▶ **PROBLEM DETAILS**
Copy out the data below as written; omit any images.

Data tied to figure images
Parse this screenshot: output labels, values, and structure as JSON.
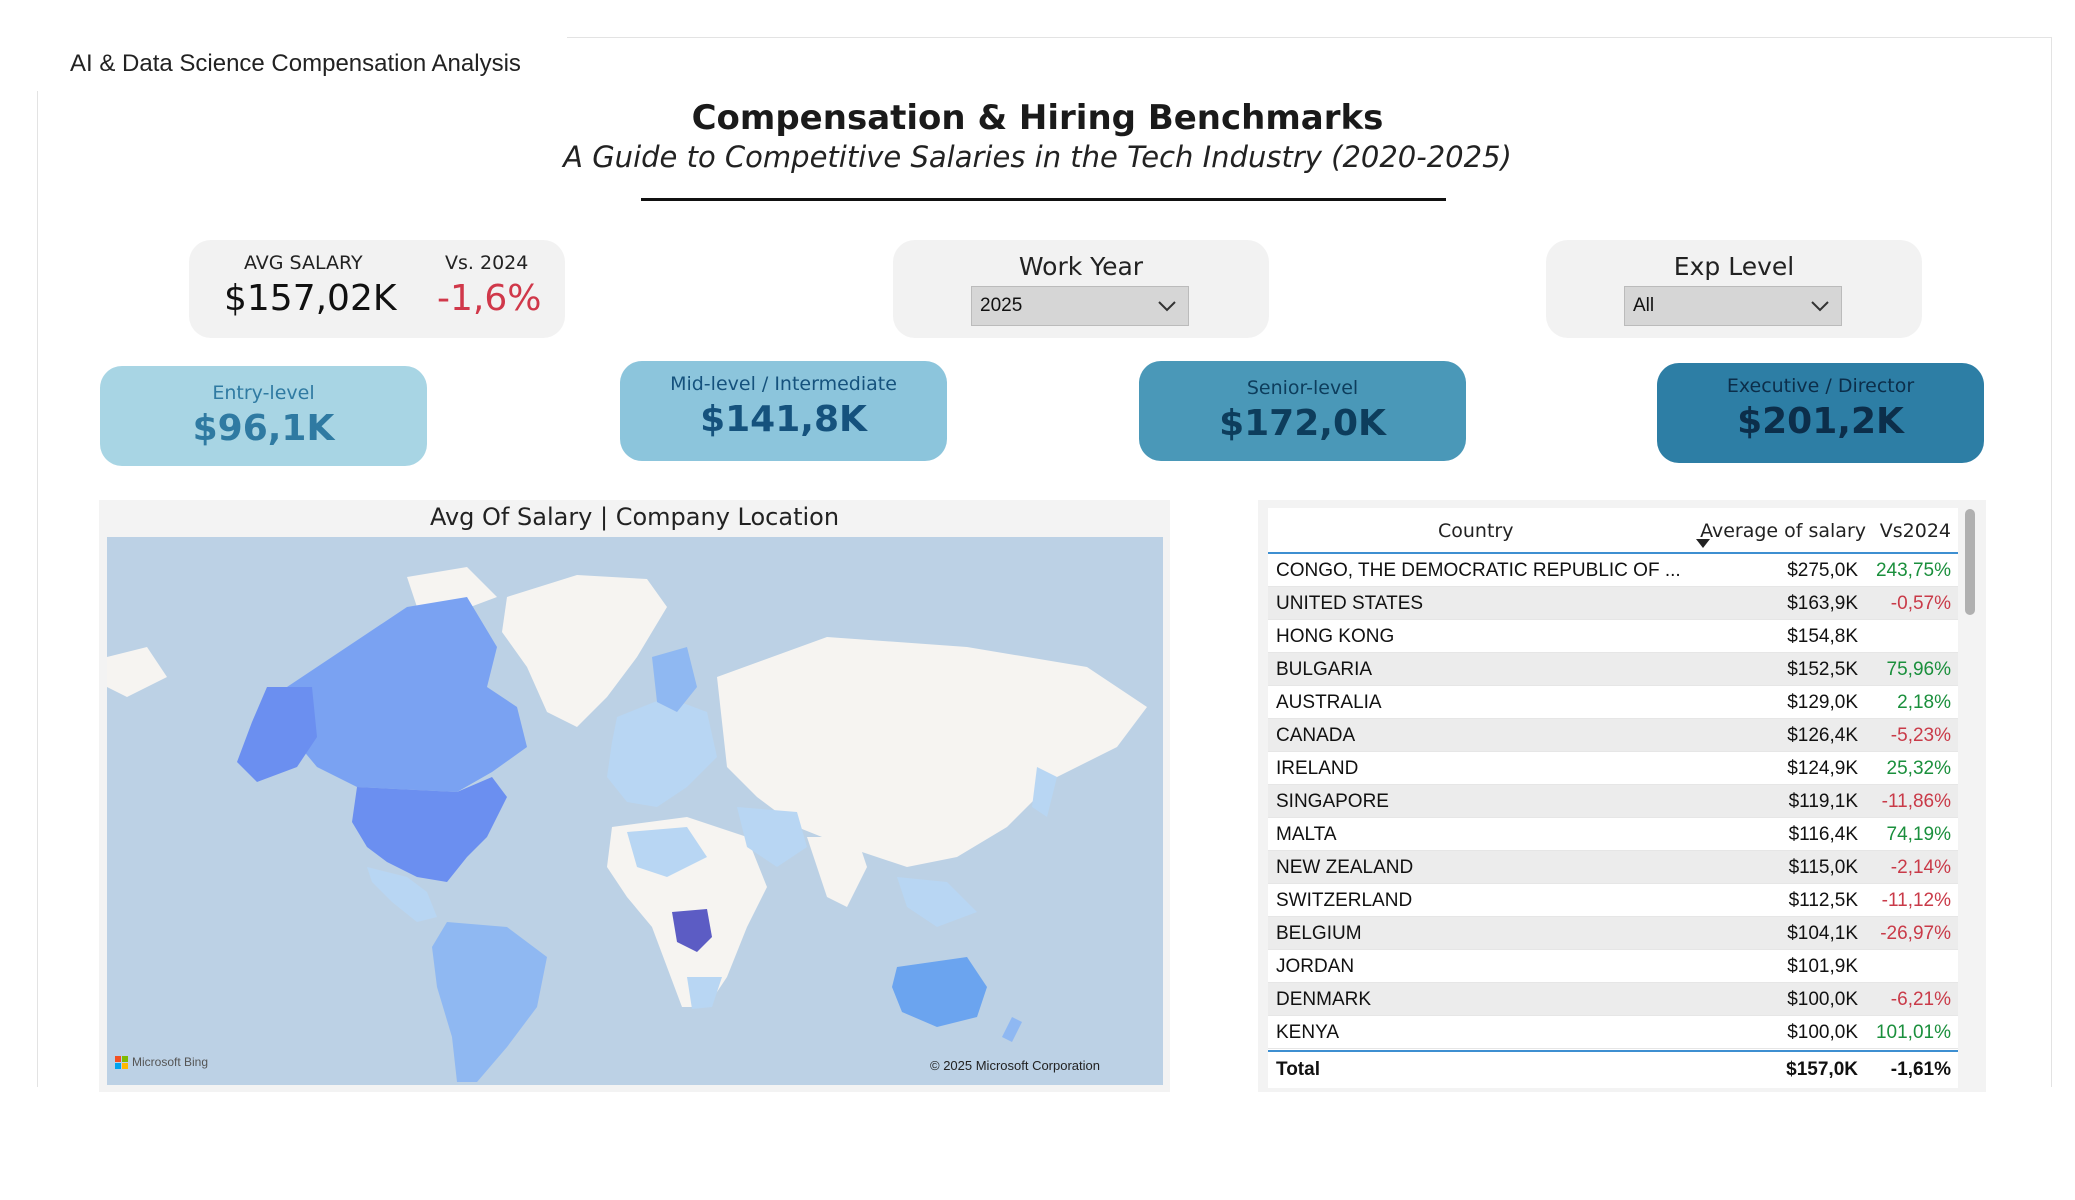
{
  "report": {
    "tab_title": "AI & Data Science Compensation Analysis",
    "title": "Compensation & Hiring Benchmarks",
    "subtitle": "A Guide to Competitive Salaries in the Tech Industry (2020-2025)"
  },
  "kpi": {
    "avg_label": "AVG SALARY",
    "avg_value": "$157,02K",
    "vs_label": "Vs. 2024",
    "vs_value": "-1,6%"
  },
  "slicers": {
    "work_year": {
      "label": "Work Year",
      "selected": "2025"
    },
    "exp_level": {
      "label": "Exp Level",
      "selected": "All"
    }
  },
  "levels": [
    {
      "label": "Entry-level",
      "value": "$96,1K",
      "bg": "#a8d5e4",
      "fg": "#2f7aa2"
    },
    {
      "label": "Mid-level / Intermediate",
      "value": "$141,8K",
      "bg": "#8cc5dc",
      "fg": "#15527d"
    },
    {
      "label": "Senior-level",
      "value": "$172,0K",
      "bg": "#4a98b8",
      "fg": "#0d3d5c"
    },
    {
      "label": "Executive / Director",
      "value": "$201,2K",
      "bg": "#2d7ea5",
      "fg": "#0c2e4a"
    }
  ],
  "map": {
    "title": "Avg Of Salary | Company Location",
    "logo_text": "Microsoft Bing",
    "copyright": "© 2025 Microsoft Corporation",
    "colors": {
      "ocean": "#bcd1e5",
      "land": "#f6f4f1",
      "high": "#6b8ff0",
      "mid": "#8fb8f2",
      "low": "#b8d6f3",
      "top": "#5c5cc4"
    }
  },
  "table": {
    "headers": {
      "country": "Country",
      "salary": "Average of salary",
      "vs": "Vs2024"
    },
    "rows": [
      {
        "country": "CONGO, THE DEMOCRATIC REPUBLIC OF ...",
        "salary": "$275,0K",
        "vs": "243,75%",
        "trend": "pos"
      },
      {
        "country": "UNITED STATES",
        "salary": "$163,9K",
        "vs": "-0,57%",
        "trend": "neg"
      },
      {
        "country": "HONG KONG",
        "salary": "$154,8K",
        "vs": "",
        "trend": ""
      },
      {
        "country": "BULGARIA",
        "salary": "$152,5K",
        "vs": "75,96%",
        "trend": "pos"
      },
      {
        "country": "AUSTRALIA",
        "salary": "$129,0K",
        "vs": "2,18%",
        "trend": "pos"
      },
      {
        "country": "CANADA",
        "salary": "$126,4K",
        "vs": "-5,23%",
        "trend": "neg"
      },
      {
        "country": "IRELAND",
        "salary": "$124,9K",
        "vs": "25,32%",
        "trend": "pos"
      },
      {
        "country": "SINGAPORE",
        "salary": "$119,1K",
        "vs": "-11,86%",
        "trend": "neg"
      },
      {
        "country": "MALTA",
        "salary": "$116,4K",
        "vs": "74,19%",
        "trend": "pos"
      },
      {
        "country": "NEW ZEALAND",
        "salary": "$115,0K",
        "vs": "-2,14%",
        "trend": "neg"
      },
      {
        "country": "SWITZERLAND",
        "salary": "$112,5K",
        "vs": "-11,12%",
        "trend": "neg"
      },
      {
        "country": "BELGIUM",
        "salary": "$104,1K",
        "vs": "-26,97%",
        "trend": "neg"
      },
      {
        "country": "JORDAN",
        "salary": "$101,9K",
        "vs": "",
        "trend": ""
      },
      {
        "country": "DENMARK",
        "salary": "$100,0K",
        "vs": "-6,21%",
        "trend": "neg"
      },
      {
        "country": "KENYA",
        "salary": "$100,0K",
        "vs": "101,01%",
        "trend": "pos"
      }
    ],
    "total": {
      "label": "Total",
      "salary": "$157,0K",
      "vs": "-1,61%"
    }
  }
}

▶ **EXERCISE OUTPUT**
Parse this screenshot: output labels, values, and structure as JSON.
{
  "report": {
    "tab_title": "AI & Data Science Compensation Analysis",
    "title": "Compensation & Hiring Benchmarks",
    "subtitle": "A Guide to Competitive Salaries in the Tech Industry (2020-2025)"
  },
  "kpi": {
    "avg_label": "AVG SALARY",
    "avg_value": "$157,02K",
    "vs_label": "Vs. 2024",
    "vs_value": "-1,6%"
  },
  "slicers": {
    "work_year": {
      "label": "Work Year",
      "selected": "2025"
    },
    "exp_level": {
      "label": "Exp Level",
      "selected": "All"
    }
  },
  "levels": [
    {
      "label": "Entry-level",
      "value": "$96,1K",
      "bg": "#a8d5e4",
      "fg": "#2f7aa2"
    },
    {
      "label": "Mid-level / Intermediate",
      "value": "$141,8K",
      "bg": "#8cc5dc",
      "fg": "#15527d"
    },
    {
      "label": "Senior-level",
      "value": "$172,0K",
      "bg": "#4a98b8",
      "fg": "#0d3d5c"
    },
    {
      "label": "Executive / Director",
      "value": "$201,2K",
      "bg": "#2d7ea5",
      "fg": "#0c2e4a"
    }
  ],
  "map": {
    "title": "Avg Of Salary | Company Location",
    "logo_text": "Microsoft Bing",
    "copyright": "© 2025 Microsoft Corporation",
    "colors": {
      "ocean": "#bcd1e5",
      "land": "#f6f4f1",
      "high": "#6b8ff0",
      "mid": "#8fb8f2",
      "low": "#b8d6f3",
      "top": "#5c5cc4"
    }
  },
  "table": {
    "headers": {
      "country": "Country",
      "salary": "Average of salary",
      "vs": "Vs2024"
    },
    "rows": [
      {
        "country": "CONGO, THE DEMOCRATIC REPUBLIC OF ...",
        "salary": "$275,0K",
        "vs": "243,75%",
        "trend": "pos"
      },
      {
        "country": "UNITED STATES",
        "salary": "$163,9K",
        "vs": "-0,57%",
        "trend": "neg"
      },
      {
        "country": "HONG KONG",
        "salary": "$154,8K",
        "vs": "",
        "trend": ""
      },
      {
        "country": "BULGARIA",
        "salary": "$152,5K",
        "vs": "75,96%",
        "trend": "pos"
      },
      {
        "country": "AUSTRALIA",
        "salary": "$129,0K",
        "vs": "2,18%",
        "trend": "pos"
      },
      {
        "country": "CANADA",
        "salary": "$126,4K",
        "vs": "-5,23%",
        "trend": "neg"
      },
      {
        "country": "IRELAND",
        "salary": "$124,9K",
        "vs": "25,32%",
        "trend": "pos"
      },
      {
        "country": "SINGAPORE",
        "salary": "$119,1K",
        "vs": "-11,86%",
        "trend": "neg"
      },
      {
        "country": "MALTA",
        "salary": "$116,4K",
        "vs": "74,19%",
        "trend": "pos"
      },
      {
        "country": "NEW ZEALAND",
        "salary": "$115,0K",
        "vs": "-2,14%",
        "trend": "neg"
      },
      {
        "country": "SWITZERLAND",
        "salary": "$112,5K",
        "vs": "-11,12%",
        "trend": "neg"
      },
      {
        "country": "BELGIUM",
        "salary": "$104,1K",
        "vs": "-26,97%",
        "trend": "neg"
      },
      {
        "country": "JORDAN",
        "salary": "$101,9K",
        "vs": "",
        "trend": ""
      },
      {
        "country": "DENMARK",
        "salary": "$100,0K",
        "vs": "-6,21%",
        "trend": "neg"
      },
      {
        "country": "KENYA",
        "salary": "$100,0K",
        "vs": "101,01%",
        "trend": "pos"
      }
    ],
    "total": {
      "label": "Total",
      "salary": "$157,0K",
      "vs": "-1,61%"
    }
  }
}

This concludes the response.